→ **Work to be completed**:
Copy each line containing the word "также" from the records that follow, please.

→ **Record excerpts**:
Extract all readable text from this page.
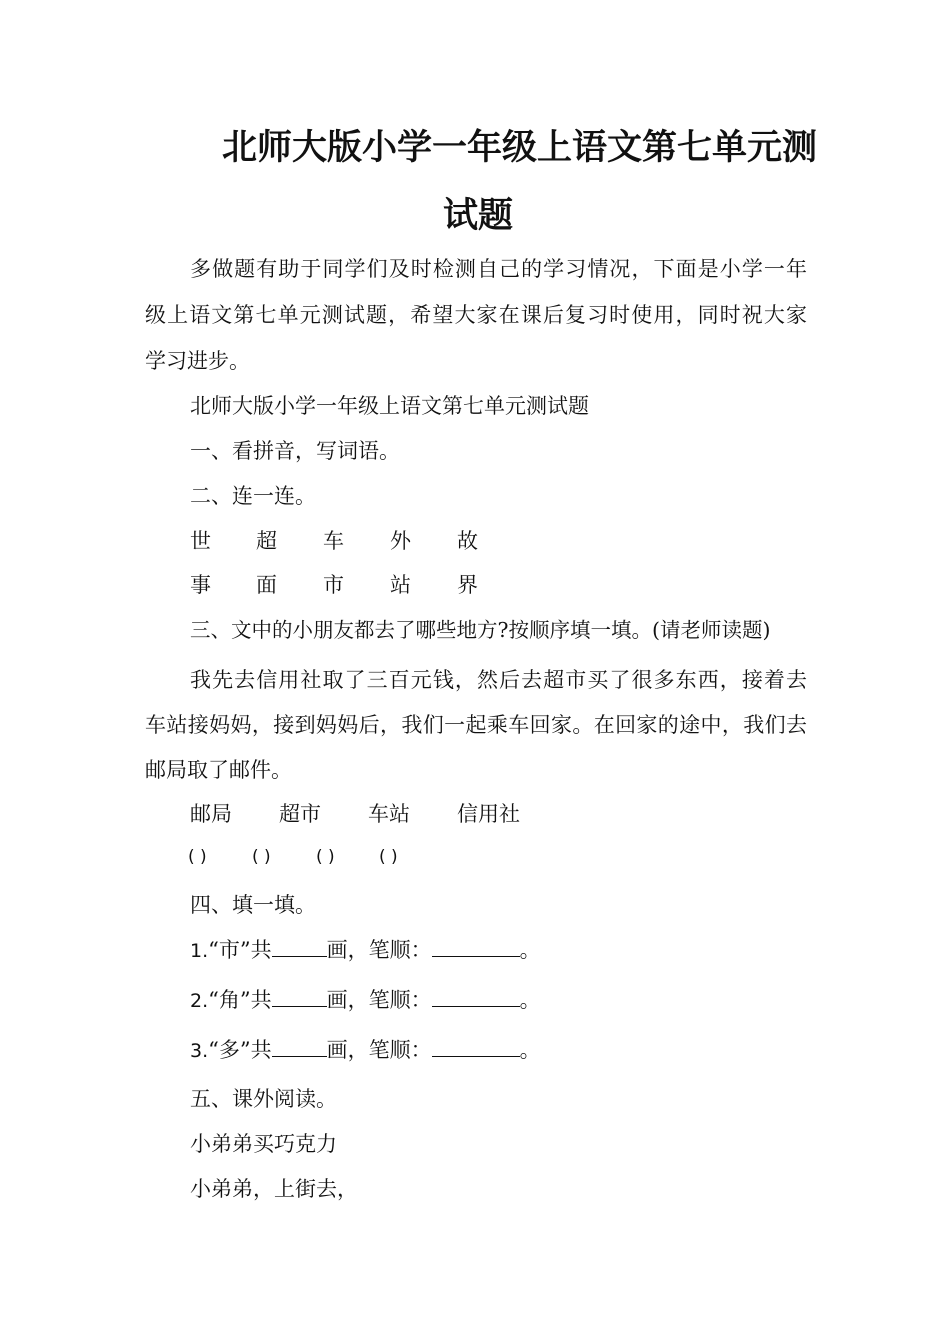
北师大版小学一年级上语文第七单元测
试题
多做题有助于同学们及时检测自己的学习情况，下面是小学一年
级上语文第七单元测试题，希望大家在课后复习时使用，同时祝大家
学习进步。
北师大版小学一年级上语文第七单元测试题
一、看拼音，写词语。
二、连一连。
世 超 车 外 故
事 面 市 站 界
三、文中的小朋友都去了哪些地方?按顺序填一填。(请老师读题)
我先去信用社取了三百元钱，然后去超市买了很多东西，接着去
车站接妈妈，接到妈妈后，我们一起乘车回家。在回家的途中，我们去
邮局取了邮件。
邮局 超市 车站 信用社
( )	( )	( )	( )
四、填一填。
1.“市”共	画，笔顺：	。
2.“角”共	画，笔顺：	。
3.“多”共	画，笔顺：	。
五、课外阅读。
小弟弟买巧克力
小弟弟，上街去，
* * *
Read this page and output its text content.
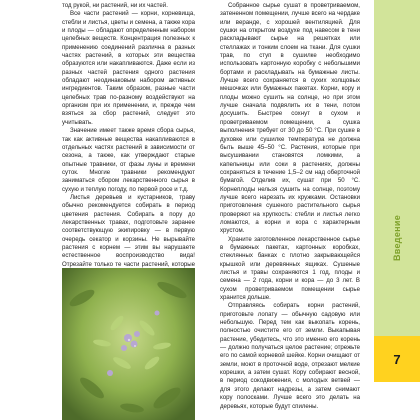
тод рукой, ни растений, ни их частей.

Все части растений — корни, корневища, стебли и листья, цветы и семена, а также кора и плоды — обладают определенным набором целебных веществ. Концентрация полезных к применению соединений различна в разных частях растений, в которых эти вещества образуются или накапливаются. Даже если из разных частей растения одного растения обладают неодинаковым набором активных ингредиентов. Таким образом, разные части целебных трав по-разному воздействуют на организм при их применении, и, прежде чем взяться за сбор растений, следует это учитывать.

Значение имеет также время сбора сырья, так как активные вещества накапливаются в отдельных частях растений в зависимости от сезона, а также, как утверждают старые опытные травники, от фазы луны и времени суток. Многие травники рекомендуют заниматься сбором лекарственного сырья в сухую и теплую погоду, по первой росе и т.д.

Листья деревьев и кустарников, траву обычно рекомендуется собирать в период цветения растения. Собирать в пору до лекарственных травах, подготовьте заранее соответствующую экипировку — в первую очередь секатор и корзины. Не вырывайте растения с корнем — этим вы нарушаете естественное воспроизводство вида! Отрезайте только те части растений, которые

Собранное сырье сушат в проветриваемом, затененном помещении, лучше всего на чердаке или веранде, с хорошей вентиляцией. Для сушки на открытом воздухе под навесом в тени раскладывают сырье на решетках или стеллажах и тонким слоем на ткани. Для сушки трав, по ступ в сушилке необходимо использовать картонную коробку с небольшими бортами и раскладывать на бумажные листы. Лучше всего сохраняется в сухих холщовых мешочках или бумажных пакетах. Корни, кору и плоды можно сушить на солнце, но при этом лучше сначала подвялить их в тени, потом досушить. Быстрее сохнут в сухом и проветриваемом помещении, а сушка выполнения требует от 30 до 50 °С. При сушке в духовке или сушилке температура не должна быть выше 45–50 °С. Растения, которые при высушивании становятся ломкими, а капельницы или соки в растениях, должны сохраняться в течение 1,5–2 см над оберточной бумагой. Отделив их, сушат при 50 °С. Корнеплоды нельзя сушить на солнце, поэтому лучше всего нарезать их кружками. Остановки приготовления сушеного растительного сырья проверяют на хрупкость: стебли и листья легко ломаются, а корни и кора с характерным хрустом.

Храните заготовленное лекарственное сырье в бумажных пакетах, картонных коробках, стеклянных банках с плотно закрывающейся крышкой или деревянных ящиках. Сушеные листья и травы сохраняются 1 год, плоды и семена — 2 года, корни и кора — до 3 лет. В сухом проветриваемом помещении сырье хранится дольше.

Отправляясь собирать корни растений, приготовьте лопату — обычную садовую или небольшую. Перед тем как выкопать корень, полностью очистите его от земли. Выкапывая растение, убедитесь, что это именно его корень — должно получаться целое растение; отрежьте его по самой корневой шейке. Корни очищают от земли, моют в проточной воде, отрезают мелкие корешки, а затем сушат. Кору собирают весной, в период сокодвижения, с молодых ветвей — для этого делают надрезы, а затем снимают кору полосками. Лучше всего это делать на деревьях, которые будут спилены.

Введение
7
==
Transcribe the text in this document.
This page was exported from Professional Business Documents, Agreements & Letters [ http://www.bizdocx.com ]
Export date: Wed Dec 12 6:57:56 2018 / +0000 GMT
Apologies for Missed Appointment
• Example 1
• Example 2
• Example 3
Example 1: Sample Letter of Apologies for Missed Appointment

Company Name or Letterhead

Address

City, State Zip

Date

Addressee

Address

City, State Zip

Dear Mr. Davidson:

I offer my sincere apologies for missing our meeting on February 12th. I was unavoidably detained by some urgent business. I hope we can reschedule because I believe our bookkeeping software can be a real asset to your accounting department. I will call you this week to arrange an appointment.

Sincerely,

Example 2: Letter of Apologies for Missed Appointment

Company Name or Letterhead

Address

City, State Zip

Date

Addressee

→ **Completed exercise**:
Все части растений — корни, корневища, стебли и листья, цветы и семена, а также кора и плоды — обладают определенным набором целебных веществ. Концентрация полезных к применению соединений различна в разных частях растений, в которых эти вещества образуются или накапливаются. Даже если из разных частей растения одного растения обладают неодинаковым набором активных ингредиентов. Таким образом, разные части целебных трав по-разному воздействуют на организм при их применении, и, прежде чем взяться за сбор растений, следует это учитывать.
Значение имеет также время сбора сырья, так как активные вещества накапливаются в отдельных частях растений в зависимости от сезона, а также, как утверждают старые опытные травники, от фазы луны и времени суток. Многие травники рекомендуют заниматься сбором лекарственного сырья в сухую и теплую погоду, по первой росе и т.д.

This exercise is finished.